#### [Exercise description]
Return the count of lines with the string "Africa" in them, and nothing else.

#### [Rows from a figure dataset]
%%

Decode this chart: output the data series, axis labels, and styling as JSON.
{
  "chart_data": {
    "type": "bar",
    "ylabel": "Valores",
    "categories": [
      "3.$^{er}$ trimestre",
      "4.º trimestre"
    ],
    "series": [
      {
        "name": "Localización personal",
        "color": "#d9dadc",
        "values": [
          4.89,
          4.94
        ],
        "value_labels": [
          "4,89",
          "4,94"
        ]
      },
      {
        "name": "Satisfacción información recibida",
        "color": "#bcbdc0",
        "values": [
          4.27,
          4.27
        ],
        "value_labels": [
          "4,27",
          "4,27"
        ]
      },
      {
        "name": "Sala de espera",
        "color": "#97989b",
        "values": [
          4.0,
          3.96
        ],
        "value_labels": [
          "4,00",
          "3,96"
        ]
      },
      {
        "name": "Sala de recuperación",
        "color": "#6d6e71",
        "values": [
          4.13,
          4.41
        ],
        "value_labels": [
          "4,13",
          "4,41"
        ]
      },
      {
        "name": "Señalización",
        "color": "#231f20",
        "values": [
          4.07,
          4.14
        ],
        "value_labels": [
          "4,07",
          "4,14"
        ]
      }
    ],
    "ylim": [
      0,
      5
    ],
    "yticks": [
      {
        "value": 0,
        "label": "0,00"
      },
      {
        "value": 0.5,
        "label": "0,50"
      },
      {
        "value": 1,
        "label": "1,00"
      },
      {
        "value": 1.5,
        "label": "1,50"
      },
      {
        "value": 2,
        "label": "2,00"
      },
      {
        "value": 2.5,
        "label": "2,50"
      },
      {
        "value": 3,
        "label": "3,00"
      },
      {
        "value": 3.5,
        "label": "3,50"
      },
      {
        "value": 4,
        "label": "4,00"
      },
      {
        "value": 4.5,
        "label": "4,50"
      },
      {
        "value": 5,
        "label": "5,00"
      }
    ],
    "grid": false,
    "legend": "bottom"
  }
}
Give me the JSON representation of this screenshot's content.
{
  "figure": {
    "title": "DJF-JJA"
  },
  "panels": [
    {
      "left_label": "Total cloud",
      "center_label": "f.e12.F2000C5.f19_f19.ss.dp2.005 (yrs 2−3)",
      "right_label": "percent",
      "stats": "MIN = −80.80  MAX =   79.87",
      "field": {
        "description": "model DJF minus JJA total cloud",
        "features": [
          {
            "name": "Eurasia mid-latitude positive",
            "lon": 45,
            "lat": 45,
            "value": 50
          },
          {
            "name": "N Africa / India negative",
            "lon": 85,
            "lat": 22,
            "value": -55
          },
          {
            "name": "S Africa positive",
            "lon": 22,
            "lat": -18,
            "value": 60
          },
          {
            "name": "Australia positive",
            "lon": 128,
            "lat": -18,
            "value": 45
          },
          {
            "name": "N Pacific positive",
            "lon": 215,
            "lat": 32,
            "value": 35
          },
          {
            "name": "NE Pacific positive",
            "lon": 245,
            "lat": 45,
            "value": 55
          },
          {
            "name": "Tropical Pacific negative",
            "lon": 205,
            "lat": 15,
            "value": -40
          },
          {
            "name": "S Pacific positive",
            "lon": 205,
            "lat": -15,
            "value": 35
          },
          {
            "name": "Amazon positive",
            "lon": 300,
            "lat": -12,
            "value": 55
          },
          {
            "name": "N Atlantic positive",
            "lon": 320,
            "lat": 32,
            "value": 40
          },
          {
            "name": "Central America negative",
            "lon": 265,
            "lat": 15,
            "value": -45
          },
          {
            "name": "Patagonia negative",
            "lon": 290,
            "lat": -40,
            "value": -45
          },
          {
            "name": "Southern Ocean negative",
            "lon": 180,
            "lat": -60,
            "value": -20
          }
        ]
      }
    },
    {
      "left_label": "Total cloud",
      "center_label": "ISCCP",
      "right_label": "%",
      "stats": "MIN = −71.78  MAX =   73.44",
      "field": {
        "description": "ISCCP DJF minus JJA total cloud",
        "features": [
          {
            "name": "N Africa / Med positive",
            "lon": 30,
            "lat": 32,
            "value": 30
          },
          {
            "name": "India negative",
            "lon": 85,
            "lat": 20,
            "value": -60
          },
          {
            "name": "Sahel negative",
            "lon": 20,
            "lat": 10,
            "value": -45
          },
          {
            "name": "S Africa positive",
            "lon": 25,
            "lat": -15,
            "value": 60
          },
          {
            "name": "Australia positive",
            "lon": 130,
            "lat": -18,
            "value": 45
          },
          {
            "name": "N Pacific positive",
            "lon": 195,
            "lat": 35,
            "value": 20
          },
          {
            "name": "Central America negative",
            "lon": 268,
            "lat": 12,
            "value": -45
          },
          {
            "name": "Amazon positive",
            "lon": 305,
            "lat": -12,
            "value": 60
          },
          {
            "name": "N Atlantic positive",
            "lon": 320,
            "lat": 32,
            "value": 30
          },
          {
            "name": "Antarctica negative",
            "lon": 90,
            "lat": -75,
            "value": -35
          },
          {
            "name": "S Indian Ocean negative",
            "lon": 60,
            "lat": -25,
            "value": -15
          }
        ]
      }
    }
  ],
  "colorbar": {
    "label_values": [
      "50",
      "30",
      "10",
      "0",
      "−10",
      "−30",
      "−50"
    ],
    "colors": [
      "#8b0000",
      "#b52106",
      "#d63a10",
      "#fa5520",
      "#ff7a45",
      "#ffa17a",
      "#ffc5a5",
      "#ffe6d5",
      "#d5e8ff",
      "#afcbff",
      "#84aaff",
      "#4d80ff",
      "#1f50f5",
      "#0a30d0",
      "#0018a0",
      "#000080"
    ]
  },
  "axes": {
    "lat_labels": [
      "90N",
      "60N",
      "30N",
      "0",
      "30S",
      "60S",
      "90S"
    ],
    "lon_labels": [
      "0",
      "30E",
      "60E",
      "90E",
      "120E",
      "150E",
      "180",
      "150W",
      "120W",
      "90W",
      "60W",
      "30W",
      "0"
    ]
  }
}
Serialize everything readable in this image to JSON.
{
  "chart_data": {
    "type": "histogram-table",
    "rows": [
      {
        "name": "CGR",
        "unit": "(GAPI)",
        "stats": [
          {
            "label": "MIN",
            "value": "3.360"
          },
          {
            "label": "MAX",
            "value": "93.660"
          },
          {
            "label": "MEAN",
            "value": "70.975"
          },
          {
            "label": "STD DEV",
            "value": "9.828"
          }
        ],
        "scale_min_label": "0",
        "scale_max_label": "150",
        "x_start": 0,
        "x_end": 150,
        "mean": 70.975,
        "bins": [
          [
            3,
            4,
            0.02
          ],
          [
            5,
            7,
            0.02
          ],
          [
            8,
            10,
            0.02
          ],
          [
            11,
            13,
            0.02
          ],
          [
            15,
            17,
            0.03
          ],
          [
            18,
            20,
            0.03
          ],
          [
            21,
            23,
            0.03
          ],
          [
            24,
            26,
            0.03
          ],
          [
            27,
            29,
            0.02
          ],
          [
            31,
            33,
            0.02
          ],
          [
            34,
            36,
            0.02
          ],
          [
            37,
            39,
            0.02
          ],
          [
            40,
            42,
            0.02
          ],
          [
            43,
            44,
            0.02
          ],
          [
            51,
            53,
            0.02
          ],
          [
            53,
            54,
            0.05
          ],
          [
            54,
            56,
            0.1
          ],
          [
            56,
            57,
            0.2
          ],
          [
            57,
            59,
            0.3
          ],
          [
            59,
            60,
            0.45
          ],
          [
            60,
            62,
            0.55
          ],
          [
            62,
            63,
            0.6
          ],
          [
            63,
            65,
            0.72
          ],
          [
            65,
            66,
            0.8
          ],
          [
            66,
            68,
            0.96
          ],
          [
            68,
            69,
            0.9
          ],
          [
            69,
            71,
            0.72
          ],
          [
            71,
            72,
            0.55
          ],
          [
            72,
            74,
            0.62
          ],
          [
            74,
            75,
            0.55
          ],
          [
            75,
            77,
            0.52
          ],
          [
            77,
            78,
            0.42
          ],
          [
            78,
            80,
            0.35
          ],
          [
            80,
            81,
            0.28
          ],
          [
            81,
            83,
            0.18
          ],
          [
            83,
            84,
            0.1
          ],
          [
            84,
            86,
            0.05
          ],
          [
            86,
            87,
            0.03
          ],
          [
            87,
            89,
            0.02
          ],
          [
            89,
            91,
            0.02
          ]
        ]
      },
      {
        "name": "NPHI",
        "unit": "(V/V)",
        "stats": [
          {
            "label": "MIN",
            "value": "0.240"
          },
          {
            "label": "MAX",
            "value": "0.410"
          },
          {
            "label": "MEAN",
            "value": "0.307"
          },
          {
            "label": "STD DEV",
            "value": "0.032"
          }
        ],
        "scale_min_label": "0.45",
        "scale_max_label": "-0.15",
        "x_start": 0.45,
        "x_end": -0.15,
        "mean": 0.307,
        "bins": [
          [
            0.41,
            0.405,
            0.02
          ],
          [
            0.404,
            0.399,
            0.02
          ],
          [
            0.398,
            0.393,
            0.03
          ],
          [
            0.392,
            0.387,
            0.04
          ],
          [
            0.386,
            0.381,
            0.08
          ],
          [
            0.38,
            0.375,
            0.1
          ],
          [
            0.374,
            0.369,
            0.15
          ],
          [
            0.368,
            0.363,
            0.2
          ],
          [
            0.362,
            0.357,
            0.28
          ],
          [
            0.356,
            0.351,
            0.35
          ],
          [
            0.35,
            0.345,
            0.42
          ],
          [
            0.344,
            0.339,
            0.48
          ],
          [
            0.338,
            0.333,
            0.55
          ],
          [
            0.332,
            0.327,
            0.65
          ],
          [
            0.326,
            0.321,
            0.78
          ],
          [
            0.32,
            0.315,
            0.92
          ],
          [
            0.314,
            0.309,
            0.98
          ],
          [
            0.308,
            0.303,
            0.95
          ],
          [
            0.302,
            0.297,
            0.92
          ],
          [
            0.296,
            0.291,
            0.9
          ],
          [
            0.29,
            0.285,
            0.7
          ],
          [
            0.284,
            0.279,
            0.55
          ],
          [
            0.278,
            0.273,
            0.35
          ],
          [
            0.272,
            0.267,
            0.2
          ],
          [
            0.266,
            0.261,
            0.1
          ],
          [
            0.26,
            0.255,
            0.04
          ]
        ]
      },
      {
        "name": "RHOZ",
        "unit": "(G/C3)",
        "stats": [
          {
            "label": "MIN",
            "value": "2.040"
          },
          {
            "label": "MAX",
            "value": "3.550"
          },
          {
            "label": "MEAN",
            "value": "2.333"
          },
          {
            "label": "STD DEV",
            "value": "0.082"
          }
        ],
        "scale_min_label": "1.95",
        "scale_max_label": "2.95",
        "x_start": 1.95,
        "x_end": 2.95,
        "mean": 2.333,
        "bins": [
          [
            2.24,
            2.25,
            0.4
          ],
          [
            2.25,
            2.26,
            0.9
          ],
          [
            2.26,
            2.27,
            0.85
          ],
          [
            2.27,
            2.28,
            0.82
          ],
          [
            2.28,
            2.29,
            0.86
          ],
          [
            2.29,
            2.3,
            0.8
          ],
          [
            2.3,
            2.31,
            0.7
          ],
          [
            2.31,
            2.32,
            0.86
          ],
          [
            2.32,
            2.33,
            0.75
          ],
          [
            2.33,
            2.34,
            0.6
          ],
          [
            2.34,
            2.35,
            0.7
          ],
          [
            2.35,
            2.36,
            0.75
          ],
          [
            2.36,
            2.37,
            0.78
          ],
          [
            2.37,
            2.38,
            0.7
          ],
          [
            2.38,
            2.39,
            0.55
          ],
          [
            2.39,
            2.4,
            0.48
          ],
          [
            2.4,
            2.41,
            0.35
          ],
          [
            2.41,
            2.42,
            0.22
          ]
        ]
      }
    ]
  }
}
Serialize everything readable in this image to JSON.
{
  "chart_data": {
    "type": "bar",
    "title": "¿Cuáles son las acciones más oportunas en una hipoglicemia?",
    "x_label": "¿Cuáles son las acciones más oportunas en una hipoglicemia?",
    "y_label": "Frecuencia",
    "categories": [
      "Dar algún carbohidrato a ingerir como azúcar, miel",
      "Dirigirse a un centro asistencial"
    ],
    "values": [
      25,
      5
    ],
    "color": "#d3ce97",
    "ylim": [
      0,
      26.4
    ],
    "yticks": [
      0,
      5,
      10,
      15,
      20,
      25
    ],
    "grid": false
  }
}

%%

#### [Answer to the exercise]
4